==== RECORDS PROVIDED

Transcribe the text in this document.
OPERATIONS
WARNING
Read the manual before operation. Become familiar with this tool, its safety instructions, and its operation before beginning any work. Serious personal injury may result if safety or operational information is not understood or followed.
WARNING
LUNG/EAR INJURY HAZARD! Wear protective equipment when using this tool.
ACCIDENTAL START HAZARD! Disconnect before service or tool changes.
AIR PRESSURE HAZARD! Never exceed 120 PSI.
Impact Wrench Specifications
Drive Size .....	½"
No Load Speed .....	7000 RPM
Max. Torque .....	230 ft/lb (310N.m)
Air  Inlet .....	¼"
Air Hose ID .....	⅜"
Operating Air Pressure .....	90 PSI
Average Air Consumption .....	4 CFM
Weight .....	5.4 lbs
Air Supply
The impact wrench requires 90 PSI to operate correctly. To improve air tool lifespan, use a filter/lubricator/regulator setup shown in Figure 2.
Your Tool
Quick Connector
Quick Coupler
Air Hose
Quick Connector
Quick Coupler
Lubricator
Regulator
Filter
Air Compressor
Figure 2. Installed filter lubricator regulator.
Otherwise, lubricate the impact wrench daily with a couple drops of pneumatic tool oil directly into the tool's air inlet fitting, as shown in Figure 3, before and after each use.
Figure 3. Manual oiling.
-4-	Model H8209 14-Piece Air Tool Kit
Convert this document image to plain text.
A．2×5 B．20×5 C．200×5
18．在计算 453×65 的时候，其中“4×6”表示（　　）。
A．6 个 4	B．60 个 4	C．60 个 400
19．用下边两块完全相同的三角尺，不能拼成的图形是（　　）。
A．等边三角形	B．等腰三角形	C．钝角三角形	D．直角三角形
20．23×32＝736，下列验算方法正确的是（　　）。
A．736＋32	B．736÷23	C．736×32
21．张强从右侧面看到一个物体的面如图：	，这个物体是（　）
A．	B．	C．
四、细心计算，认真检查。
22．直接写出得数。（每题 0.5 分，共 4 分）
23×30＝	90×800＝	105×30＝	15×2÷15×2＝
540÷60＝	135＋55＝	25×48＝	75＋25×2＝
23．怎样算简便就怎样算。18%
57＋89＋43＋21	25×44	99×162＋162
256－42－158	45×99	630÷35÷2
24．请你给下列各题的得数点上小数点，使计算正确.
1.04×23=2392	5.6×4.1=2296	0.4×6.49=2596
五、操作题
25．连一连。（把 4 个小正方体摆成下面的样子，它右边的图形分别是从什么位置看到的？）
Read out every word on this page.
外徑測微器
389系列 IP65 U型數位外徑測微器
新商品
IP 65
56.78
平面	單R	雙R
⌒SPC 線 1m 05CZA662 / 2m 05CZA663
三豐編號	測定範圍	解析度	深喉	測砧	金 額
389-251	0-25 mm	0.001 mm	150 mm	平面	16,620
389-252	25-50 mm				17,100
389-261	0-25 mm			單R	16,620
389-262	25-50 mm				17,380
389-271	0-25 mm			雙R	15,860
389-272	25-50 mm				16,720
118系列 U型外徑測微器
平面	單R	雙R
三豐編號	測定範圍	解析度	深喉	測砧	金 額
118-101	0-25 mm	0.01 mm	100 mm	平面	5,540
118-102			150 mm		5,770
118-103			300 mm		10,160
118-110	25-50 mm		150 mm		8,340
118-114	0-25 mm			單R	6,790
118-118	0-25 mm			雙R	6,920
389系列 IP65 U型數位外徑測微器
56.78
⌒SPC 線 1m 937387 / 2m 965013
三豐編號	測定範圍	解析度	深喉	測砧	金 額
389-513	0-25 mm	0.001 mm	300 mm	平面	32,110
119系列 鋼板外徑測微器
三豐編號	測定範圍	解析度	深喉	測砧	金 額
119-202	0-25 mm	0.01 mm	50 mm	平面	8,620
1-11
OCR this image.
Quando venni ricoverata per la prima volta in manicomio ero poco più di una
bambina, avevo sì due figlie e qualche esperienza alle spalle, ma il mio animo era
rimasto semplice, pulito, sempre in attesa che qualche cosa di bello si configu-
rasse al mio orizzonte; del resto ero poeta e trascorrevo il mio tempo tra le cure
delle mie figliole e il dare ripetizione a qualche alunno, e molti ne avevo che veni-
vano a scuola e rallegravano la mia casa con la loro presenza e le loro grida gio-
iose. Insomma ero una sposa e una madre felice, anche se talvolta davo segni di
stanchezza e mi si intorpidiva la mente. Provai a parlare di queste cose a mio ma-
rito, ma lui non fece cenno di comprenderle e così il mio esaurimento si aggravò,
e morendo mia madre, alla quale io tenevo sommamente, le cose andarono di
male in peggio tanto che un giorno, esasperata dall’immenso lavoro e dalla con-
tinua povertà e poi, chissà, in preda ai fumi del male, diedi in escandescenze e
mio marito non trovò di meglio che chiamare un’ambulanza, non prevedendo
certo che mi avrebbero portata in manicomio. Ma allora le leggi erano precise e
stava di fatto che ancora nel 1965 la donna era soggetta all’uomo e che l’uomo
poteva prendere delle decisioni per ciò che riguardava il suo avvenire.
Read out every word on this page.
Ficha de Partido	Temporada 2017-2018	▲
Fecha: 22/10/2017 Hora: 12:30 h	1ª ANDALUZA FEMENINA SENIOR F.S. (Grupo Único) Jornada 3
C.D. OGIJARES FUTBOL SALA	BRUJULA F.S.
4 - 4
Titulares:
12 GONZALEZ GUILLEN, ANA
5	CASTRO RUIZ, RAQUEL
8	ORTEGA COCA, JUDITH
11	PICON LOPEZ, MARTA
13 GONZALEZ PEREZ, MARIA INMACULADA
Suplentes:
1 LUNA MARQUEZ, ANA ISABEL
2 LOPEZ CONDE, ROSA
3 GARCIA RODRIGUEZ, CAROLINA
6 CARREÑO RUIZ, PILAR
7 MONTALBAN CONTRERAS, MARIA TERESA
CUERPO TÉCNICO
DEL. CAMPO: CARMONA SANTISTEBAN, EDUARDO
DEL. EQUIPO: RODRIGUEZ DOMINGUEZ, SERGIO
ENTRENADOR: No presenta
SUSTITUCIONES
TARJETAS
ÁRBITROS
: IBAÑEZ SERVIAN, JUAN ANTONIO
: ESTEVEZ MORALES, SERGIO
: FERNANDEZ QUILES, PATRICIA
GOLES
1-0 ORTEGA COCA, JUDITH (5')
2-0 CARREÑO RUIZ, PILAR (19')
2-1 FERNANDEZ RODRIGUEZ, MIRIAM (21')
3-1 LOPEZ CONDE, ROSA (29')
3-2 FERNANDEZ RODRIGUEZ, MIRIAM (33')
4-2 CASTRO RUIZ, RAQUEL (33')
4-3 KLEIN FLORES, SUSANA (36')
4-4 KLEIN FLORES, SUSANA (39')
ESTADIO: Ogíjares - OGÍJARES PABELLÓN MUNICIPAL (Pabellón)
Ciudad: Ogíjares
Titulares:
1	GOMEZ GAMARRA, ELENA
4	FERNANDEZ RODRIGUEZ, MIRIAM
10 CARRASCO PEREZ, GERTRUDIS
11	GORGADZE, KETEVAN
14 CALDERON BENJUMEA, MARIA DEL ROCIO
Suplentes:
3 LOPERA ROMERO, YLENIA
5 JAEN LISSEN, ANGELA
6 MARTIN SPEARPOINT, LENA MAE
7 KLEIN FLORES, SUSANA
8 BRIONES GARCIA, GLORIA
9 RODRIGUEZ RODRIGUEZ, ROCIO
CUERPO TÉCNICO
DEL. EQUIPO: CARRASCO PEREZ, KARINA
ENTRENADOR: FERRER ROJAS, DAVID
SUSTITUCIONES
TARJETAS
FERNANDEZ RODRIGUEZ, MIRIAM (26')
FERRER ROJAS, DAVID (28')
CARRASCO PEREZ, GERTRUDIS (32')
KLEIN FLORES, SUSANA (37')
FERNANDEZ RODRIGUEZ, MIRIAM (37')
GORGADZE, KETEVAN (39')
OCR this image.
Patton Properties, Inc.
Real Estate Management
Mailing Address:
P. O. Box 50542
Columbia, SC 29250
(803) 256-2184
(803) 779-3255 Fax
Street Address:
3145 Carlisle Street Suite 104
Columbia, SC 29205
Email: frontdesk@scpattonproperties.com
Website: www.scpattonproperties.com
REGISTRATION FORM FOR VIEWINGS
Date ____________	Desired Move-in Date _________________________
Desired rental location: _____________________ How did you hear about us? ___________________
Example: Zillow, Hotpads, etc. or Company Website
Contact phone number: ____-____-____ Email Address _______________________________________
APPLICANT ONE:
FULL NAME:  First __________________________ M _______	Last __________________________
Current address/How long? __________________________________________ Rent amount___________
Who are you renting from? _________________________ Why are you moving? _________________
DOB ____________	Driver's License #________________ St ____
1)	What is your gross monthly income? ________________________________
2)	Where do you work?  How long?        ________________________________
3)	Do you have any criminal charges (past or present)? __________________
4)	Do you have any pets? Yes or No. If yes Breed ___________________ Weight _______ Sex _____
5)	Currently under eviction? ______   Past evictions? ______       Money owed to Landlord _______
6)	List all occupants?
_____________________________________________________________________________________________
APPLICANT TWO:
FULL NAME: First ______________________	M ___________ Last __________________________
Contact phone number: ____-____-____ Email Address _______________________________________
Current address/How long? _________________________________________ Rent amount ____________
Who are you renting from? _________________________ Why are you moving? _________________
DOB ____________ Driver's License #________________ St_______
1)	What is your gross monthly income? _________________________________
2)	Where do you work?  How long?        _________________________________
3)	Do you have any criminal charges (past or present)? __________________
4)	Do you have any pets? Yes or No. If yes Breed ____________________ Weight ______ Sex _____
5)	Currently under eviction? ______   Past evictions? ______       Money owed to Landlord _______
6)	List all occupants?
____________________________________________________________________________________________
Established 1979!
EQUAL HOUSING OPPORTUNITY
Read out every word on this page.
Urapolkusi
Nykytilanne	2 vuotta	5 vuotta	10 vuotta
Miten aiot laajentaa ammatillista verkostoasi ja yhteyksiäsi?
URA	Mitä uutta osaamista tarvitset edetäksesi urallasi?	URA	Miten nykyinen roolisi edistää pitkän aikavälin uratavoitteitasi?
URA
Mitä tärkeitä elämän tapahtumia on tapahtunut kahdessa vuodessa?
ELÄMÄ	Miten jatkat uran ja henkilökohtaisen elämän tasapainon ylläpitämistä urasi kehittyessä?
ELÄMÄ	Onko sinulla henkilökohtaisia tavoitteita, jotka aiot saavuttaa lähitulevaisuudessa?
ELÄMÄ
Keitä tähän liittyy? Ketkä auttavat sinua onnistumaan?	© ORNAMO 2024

========

STATED GOAL: Find all the lines containing "text" in the material, then copy them.

REPLY TO THE EXERCISE:
Transcribe the text in this document.
Convert this document image to plain text.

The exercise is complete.